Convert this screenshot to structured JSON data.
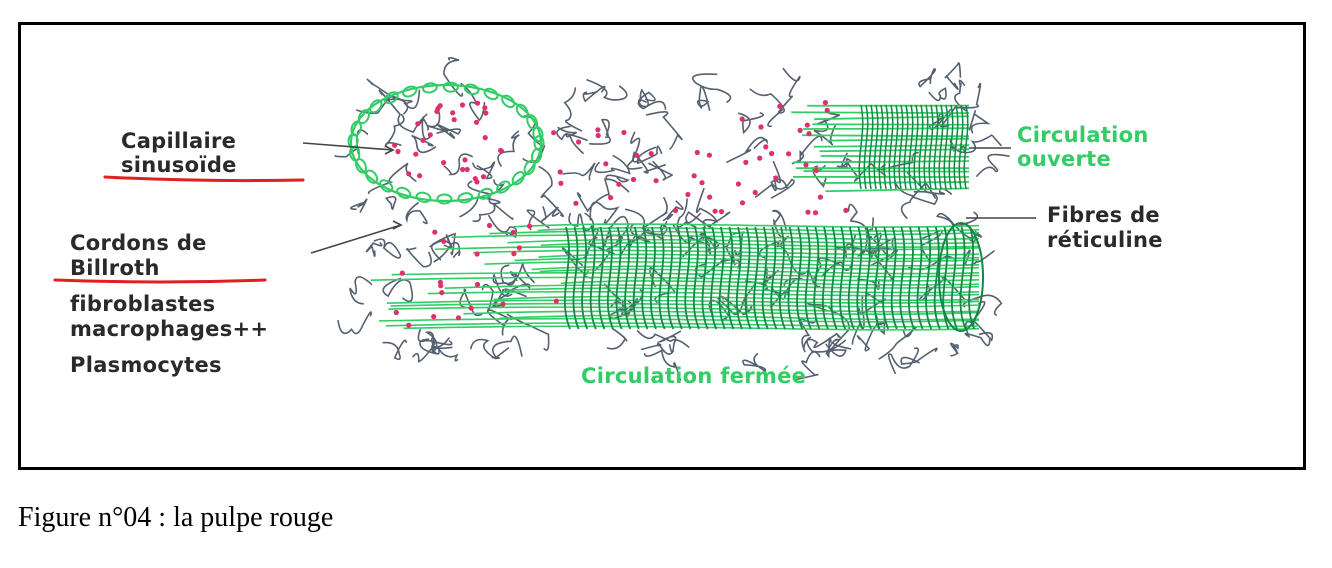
{
  "labels": {
    "capillaire": "Capillaire",
    "sinusoide": "sinusoïde",
    "cordons": "Cordons de",
    "billroth": "Billroth",
    "fibroblastes": "fibroblastes",
    "macrophages": "macrophages++",
    "plasmocytes": "Plasmocytes",
    "circulation_ouverte_1": "Circulation",
    "circulation_ouverte_2": "ouverte",
    "fibres_1": "Fibres de",
    "fibres_2": "réticuline",
    "circulation_fermee": "Circulation fermée"
  },
  "caption": "Figure n°04 : la pulpe rouge",
  "colors": {
    "green": "#33cc66",
    "dark_green": "#118844",
    "fiber_gray": "#556070",
    "cell_red": "#e0306a",
    "underline_red": "#e02020",
    "pointer": "#444444"
  }
}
·····
TASK REQUIREMENTS: Pictures in the records above are left out; print everything else exactly as written.

CORRECT OUTPUT:
Convert this screenshot to structured JSON data.
{
  "labels": {
    "capillaire": "Capillaire",
    "sinusoide": "sinusoïde",
    "cordons": "Cordons de",
    "billroth": "Billroth",
    "fibroblastes": "fibroblastes",
    "macrophages": "macrophages++",
    "plasmocytes": "Plasmocytes",
    "circulation_ouverte_1": "Circulation",
    "circulation_ouverte_2": "ouverte",
    "fibres_1": "Fibres de",
    "fibres_2": "réticuline",
    "circulation_fermee": "Circulation fermée"
  },
  "caption": "Figure n°04 : la pulpe rouge",
  "colors": {
    "green": "#33cc66",
    "dark_green": "#118844",
    "fiber_gray": "#556070",
    "cell_red": "#e0306a",
    "underline_red": "#e02020",
    "pointer": "#444444"
  }
}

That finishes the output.